Element and region listings:
::::
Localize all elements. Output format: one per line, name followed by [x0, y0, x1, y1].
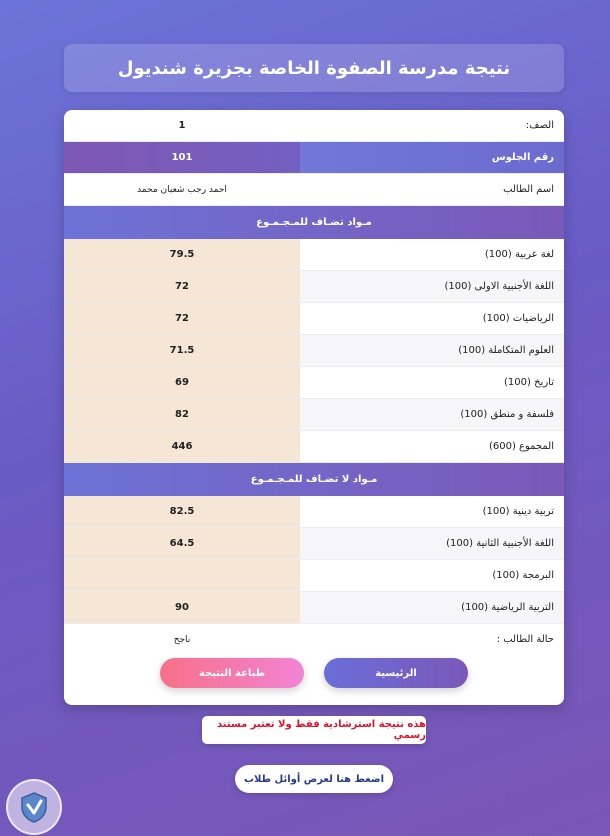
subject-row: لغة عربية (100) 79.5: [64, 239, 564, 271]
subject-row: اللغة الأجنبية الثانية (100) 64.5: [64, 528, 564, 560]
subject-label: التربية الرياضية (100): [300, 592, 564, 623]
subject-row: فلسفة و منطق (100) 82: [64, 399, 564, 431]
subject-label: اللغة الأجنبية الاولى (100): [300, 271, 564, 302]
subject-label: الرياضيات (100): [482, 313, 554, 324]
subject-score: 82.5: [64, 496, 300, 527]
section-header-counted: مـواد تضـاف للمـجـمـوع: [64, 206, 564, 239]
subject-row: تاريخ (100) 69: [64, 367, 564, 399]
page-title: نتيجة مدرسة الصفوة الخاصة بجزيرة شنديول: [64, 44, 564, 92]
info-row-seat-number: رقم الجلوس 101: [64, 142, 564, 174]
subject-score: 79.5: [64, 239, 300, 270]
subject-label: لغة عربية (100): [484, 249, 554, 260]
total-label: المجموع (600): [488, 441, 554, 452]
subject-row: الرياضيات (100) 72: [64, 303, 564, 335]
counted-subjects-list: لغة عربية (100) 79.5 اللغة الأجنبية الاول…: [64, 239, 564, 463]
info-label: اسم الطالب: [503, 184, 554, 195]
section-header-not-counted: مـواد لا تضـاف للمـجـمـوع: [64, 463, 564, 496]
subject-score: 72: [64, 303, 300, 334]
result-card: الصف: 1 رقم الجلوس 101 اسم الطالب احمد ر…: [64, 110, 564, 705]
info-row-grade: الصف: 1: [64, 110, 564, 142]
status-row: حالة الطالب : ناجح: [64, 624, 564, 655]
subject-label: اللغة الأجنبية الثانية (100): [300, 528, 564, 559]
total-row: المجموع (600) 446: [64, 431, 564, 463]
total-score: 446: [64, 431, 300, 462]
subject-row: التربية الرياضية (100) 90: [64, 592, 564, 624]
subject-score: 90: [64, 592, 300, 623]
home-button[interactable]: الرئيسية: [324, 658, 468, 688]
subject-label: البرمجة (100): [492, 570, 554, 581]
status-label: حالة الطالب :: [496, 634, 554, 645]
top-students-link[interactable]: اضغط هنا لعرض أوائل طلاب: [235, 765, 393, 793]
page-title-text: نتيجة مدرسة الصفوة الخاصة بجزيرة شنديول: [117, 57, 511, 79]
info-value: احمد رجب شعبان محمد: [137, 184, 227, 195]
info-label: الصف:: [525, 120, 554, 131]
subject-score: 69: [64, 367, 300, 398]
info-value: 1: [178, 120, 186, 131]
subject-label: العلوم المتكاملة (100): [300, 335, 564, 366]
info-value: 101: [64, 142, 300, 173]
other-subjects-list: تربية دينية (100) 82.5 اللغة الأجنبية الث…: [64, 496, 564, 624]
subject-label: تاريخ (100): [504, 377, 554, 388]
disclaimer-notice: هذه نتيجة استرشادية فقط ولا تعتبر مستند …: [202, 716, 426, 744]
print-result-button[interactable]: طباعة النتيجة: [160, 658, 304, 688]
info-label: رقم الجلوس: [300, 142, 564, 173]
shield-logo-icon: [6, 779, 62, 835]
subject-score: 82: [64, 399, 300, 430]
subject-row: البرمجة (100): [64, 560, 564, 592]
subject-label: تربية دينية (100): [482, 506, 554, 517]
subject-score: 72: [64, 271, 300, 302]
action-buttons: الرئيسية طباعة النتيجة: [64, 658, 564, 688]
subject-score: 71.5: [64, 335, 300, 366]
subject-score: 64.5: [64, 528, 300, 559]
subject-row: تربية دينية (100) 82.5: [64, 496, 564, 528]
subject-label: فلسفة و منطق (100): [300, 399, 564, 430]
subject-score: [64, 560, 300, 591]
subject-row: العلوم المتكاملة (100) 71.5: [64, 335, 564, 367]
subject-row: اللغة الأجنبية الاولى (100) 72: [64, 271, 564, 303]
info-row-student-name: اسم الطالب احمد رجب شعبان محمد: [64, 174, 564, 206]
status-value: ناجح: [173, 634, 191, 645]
::::
### [WHAT IS EXPECTED]
Replace "subject-score" with "subject-grade" everywhere it appears in the entries above, and write all the lines out again with nothing else changed. Leave out the picture lines.

### [OUTPUT FOR THIS TASK]
Localize all elements. Output format: one per line, name followed by [x0, y0, x1, y1].
subject-row: لغة عربية (100) 79.5: [64, 239, 564, 271]
subject-row: اللغة الأجنبية الثانية (100) 64.5: [64, 528, 564, 560]
subject-label: التربية الرياضية (100): [300, 592, 564, 623]
subject-row: فلسفة و منطق (100) 82: [64, 399, 564, 431]
subject-label: اللغة الأجنبية الاولى (100): [300, 271, 564, 302]
subject-label: الرياضيات (100): [482, 313, 554, 324]
subject-grade: 82.5: [64, 496, 300, 527]
section-header-counted: مـواد تضـاف للمـجـمـوع: [64, 206, 564, 239]
subject-row: تاريخ (100) 69: [64, 367, 564, 399]
page-title: نتيجة مدرسة الصفوة الخاصة بجزيرة شنديول: [64, 44, 564, 92]
info-row-seat-number: رقم الجلوس 101: [64, 142, 564, 174]
subject-grade: 79.5: [64, 239, 300, 270]
subject-label: لغة عربية (100): [484, 249, 554, 260]
total-label: المجموع (600): [488, 441, 554, 452]
subject-row: الرياضيات (100) 72: [64, 303, 564, 335]
counted-subjects-list: لغة عربية (100) 79.5 اللغة الأجنبية الاول…: [64, 239, 564, 463]
info-label: اسم الطالب: [503, 184, 554, 195]
section-header-not-counted: مـواد لا تضـاف للمـجـمـوع: [64, 463, 564, 496]
subject-grade: 72: [64, 303, 300, 334]
result-card: الصف: 1 رقم الجلوس 101 اسم الطالب احمد ر…: [64, 110, 564, 705]
info-row-grade: الصف: 1: [64, 110, 564, 142]
status-row: حالة الطالب : ناجح: [64, 624, 564, 655]
subject-label: اللغة الأجنبية الثانية (100): [300, 528, 564, 559]
total-row: المجموع (600) 446: [64, 431, 564, 463]
total-score: 446: [64, 431, 300, 462]
subject-row: التربية الرياضية (100) 90: [64, 592, 564, 624]
subject-grade: 90: [64, 592, 300, 623]
home-button[interactable]: الرئيسية: [324, 658, 468, 688]
subject-label: البرمجة (100): [492, 570, 554, 581]
status-label: حالة الطالب :: [496, 634, 554, 645]
top-students-link[interactable]: اضغط هنا لعرض أوائل طلاب: [235, 765, 393, 793]
page-title-text: نتيجة مدرسة الصفوة الخاصة بجزيرة شنديول: [117, 57, 511, 79]
info-value: احمد رجب شعبان محمد: [137, 184, 227, 195]
info-label: الصف:: [525, 120, 554, 131]
subject-grade: 69: [64, 367, 300, 398]
info-value: 1: [178, 120, 186, 131]
subject-label: العلوم المتكاملة (100): [300, 335, 564, 366]
info-value: 101: [64, 142, 300, 173]
other-subjects-list: تربية دينية (100) 82.5 اللغة الأجنبية الث…: [64, 496, 564, 624]
subject-label: تاريخ (100): [504, 377, 554, 388]
disclaimer-notice: هذه نتيجة استرشادية فقط ولا تعتبر مستند …: [202, 716, 426, 744]
print-result-button[interactable]: طباعة النتيجة: [160, 658, 304, 688]
info-label: رقم الجلوس: [300, 142, 564, 173]
shield-logo-icon: [6, 779, 62, 835]
subject-grade: 82: [64, 399, 300, 430]
subject-row: البرمجة (100): [64, 560, 564, 592]
subject-label: تربية دينية (100): [482, 506, 554, 517]
subject-grade: 72: [64, 271, 300, 302]
action-buttons: الرئيسية طباعة النتيجة: [64, 658, 564, 688]
subject-grade: 71.5: [64, 335, 300, 366]
subject-grade: 64.5: [64, 528, 300, 559]
subject-row: تربية دينية (100) 82.5: [64, 496, 564, 528]
subject-label: فلسفة و منطق (100): [300, 399, 564, 430]
subject-grade: [64, 560, 300, 591]
subject-row: العلوم المتكاملة (100) 71.5: [64, 335, 564, 367]
subject-row: اللغة الأجنبية الاولى (100) 72: [64, 271, 564, 303]
info-row-student-name: اسم الطالب احمد رجب شعبان محمد: [64, 174, 564, 206]
status-value: ناجح: [173, 634, 191, 645]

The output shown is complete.